WORK TO DO> How many lines hold the string "การว"? Reply with the number alone.
"""
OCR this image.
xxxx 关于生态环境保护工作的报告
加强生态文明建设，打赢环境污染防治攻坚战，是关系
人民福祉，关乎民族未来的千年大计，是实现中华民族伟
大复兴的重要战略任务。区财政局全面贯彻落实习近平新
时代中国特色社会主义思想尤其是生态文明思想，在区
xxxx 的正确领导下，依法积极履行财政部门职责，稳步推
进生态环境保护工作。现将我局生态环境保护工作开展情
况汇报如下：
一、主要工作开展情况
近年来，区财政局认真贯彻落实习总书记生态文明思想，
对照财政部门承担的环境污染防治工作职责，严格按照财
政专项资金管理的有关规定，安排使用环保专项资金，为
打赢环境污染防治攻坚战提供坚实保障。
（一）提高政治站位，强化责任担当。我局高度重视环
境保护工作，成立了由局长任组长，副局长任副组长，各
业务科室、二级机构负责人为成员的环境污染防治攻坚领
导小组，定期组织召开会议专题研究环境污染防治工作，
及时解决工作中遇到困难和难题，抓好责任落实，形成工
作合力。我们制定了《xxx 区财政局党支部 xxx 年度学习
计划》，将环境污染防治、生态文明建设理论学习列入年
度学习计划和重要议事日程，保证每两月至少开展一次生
"""
"""
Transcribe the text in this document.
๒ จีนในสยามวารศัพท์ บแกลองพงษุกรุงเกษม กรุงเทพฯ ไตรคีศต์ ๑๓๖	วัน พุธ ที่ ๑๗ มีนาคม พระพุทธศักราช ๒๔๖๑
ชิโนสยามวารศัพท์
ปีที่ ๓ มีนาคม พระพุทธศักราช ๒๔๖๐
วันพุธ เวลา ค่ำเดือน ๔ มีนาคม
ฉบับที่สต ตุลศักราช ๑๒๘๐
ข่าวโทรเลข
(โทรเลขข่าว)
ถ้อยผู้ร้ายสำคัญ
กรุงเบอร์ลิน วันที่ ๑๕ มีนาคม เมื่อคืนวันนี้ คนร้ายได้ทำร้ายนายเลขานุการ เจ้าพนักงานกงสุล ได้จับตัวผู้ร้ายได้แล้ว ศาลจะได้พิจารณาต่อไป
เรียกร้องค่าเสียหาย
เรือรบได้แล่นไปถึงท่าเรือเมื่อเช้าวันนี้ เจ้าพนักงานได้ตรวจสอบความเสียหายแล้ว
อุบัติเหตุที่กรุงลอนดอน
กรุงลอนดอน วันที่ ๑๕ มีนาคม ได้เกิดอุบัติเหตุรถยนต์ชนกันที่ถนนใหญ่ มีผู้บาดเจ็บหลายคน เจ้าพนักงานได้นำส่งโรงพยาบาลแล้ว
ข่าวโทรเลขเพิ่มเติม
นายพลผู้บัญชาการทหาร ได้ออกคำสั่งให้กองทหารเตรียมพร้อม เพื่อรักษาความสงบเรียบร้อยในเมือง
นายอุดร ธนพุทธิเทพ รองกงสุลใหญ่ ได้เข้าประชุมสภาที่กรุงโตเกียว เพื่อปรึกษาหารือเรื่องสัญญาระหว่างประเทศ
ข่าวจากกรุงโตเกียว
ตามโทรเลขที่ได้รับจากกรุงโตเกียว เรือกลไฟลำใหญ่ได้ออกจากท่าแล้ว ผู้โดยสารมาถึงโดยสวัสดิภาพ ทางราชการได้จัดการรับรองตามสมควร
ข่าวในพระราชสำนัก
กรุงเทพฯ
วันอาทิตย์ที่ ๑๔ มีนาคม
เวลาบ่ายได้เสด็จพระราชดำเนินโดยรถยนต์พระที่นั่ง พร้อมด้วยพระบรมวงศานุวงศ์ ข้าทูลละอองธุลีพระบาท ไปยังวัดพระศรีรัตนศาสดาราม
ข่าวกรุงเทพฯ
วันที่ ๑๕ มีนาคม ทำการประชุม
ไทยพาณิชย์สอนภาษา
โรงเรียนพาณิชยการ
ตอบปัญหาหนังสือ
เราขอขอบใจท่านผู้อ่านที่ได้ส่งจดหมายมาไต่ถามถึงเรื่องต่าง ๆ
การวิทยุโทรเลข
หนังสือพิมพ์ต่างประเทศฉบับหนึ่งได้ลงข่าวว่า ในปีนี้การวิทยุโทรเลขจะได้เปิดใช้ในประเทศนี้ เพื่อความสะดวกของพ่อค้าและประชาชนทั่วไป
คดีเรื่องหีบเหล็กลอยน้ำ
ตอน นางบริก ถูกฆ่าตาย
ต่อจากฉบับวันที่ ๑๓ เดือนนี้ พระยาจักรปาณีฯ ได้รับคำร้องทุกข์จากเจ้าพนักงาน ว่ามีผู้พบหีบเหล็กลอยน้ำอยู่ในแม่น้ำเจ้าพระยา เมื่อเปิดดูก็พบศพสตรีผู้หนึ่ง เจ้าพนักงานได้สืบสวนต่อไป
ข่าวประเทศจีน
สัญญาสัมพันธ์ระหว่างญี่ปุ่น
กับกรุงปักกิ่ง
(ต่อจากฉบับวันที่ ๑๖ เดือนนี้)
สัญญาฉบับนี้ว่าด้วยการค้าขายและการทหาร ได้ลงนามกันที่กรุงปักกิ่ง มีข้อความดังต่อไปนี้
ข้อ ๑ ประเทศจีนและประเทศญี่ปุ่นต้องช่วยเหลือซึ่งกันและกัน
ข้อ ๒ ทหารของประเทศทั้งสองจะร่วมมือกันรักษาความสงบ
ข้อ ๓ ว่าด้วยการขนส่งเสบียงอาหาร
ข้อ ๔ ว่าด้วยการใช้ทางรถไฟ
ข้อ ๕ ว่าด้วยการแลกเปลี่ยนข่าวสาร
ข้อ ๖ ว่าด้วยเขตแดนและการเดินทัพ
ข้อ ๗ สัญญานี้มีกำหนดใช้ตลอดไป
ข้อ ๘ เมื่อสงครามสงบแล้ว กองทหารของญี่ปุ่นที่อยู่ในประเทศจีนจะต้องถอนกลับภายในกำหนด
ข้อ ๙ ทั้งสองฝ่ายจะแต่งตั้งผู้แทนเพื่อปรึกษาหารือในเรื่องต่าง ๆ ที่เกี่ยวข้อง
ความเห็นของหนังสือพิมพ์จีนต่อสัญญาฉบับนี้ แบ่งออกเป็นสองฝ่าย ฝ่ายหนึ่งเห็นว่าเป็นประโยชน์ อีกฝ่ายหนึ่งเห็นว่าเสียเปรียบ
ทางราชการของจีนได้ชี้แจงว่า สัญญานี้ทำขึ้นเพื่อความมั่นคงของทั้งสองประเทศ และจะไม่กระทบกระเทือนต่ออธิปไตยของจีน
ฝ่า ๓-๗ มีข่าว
"""
EXERCISE SOLUTION> 2